RECORDS FOR PROCESSING:
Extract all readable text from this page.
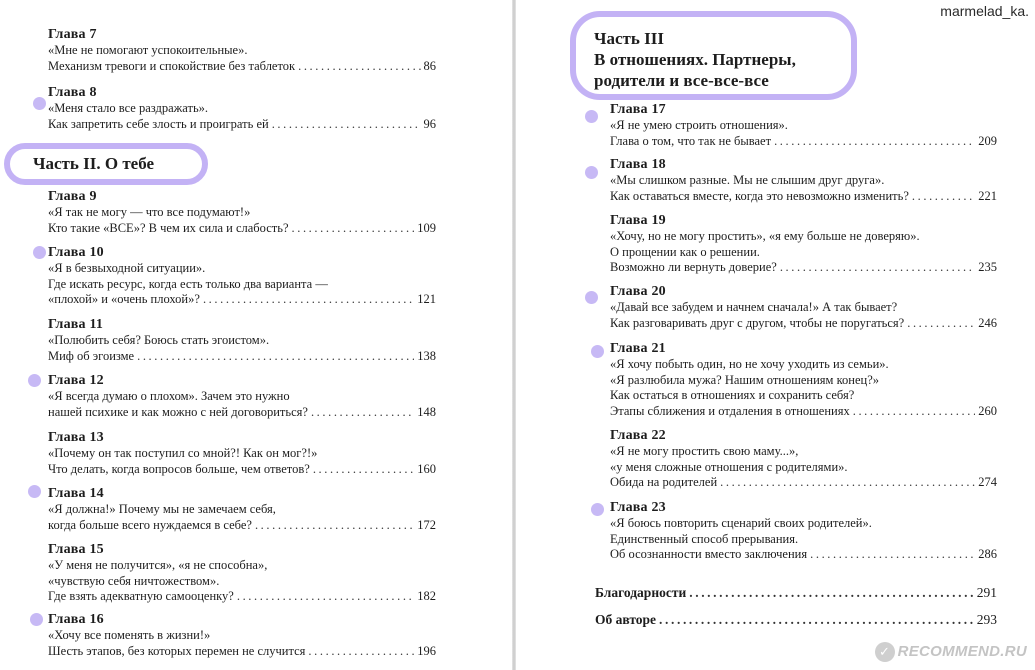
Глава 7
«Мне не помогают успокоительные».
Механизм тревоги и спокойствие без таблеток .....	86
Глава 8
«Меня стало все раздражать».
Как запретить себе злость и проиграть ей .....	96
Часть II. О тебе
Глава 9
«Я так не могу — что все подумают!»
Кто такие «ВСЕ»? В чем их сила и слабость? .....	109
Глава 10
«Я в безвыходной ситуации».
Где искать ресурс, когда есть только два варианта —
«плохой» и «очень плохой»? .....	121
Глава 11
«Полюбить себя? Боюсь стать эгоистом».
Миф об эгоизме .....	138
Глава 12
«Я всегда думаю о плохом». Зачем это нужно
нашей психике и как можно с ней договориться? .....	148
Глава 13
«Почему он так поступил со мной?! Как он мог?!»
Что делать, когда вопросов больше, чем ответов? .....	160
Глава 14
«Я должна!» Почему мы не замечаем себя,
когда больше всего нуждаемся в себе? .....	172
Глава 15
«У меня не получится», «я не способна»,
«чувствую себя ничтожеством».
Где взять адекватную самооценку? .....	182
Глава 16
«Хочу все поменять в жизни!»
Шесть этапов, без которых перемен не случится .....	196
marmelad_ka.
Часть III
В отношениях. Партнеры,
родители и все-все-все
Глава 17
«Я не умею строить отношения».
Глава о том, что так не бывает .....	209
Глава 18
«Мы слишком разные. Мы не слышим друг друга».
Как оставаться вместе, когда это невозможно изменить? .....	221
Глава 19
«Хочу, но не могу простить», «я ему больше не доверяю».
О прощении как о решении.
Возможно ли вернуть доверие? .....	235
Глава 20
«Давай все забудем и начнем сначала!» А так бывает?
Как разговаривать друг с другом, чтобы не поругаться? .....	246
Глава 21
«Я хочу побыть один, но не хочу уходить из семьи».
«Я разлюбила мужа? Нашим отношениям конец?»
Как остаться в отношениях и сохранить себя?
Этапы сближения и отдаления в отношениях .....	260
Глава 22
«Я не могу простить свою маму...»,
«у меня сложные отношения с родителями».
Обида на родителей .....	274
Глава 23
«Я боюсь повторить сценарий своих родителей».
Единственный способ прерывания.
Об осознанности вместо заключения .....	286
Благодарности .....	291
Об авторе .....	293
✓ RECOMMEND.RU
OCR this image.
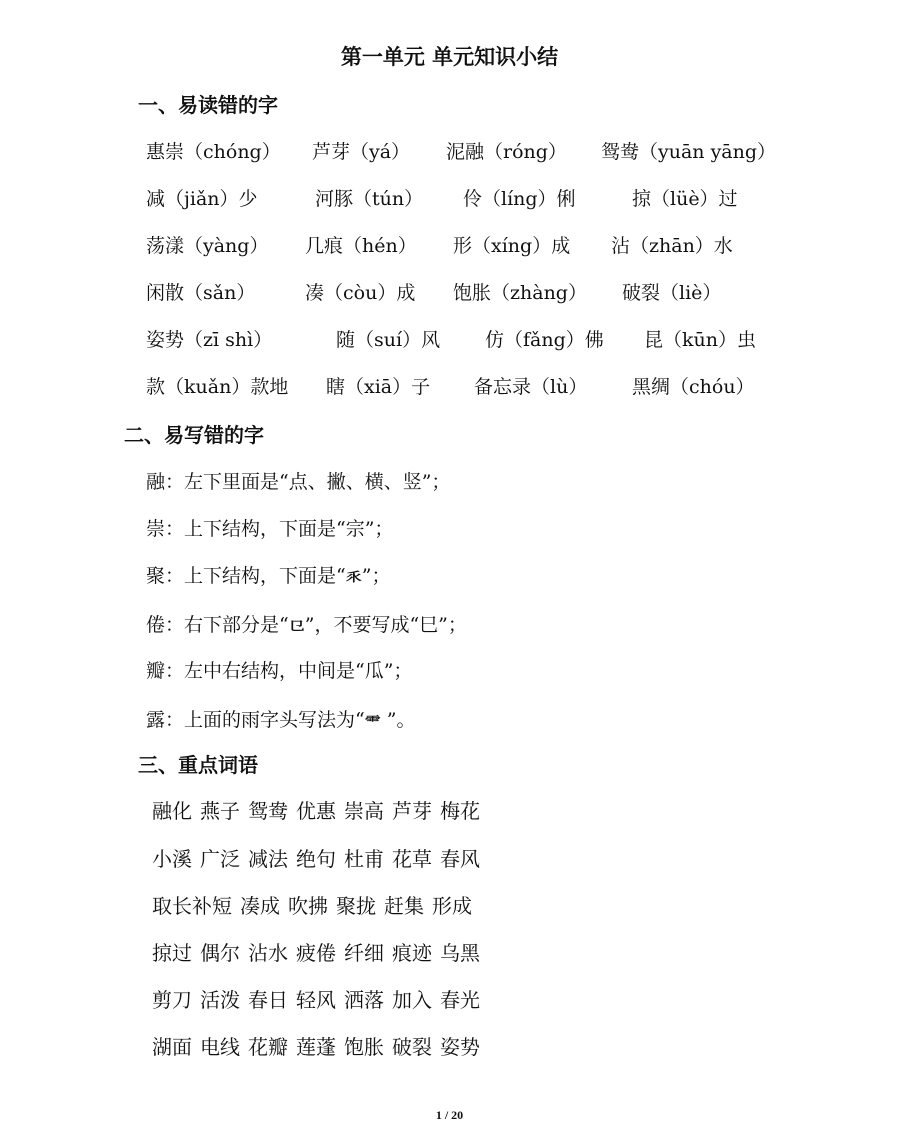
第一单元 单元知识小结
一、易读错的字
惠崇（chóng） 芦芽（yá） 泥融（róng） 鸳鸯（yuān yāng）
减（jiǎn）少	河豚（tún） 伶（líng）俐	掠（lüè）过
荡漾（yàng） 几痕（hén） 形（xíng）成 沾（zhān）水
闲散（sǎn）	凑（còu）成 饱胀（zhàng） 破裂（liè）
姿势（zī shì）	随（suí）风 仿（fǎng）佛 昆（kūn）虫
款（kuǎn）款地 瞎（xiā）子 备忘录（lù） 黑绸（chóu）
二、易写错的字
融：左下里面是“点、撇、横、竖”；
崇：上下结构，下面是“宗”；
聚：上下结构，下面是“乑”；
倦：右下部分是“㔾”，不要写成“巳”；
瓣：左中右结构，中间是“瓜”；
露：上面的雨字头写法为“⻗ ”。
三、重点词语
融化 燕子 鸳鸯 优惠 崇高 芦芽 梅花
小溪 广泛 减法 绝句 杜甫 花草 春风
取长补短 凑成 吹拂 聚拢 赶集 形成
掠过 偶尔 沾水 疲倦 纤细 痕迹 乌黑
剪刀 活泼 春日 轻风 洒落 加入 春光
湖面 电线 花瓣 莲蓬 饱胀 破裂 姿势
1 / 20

EXERCISE DIRECTIONS: Only the lines from the line containing "OCR this image." through the end of the data are to be reproduced, exactly and with both ends included; pictures are omitted.

THE ANSWER:
OCR this image.
第一单元 单元知识小结
一、易读错的字
惠崇（chóng） 芦芽（yá） 泥融（róng） 鸳鸯（yuān yāng）
减（jiǎn）少	河豚（tún） 伶（líng）俐	掠（lüè）过
荡漾（yàng） 几痕（hén） 形（xíng）成 沾（zhān）水
闲散（sǎn）	凑（còu）成 饱胀（zhàng） 破裂（liè）
姿势（zī shì）	随（suí）风 仿（fǎng）佛 昆（kūn）虫
款（kuǎn）款地 瞎（xiā）子 备忘录（lù） 黑绸（chóu）
二、易写错的字
融：左下里面是“点、撇、横、竖”；
崇：上下结构，下面是“宗”；
聚：上下结构，下面是“乑”；
倦：右下部分是“㔾”，不要写成“巳”；
瓣：左中右结构，中间是“瓜”；
露：上面的雨字头写法为“⻗ ”。
三、重点词语
融化 燕子 鸳鸯 优惠 崇高 芦芽 梅花
小溪 广泛 减法 绝句 杜甫 花草 春风
取长补短 凑成 吹拂 聚拢 赶集 形成
掠过 偶尔 沾水 疲倦 纤细 痕迹 乌黑
剪刀 活泼 春日 轻风 洒落 加入 春光
湖面 电线 花瓣 莲蓬 饱胀 破裂 姿势
1 / 20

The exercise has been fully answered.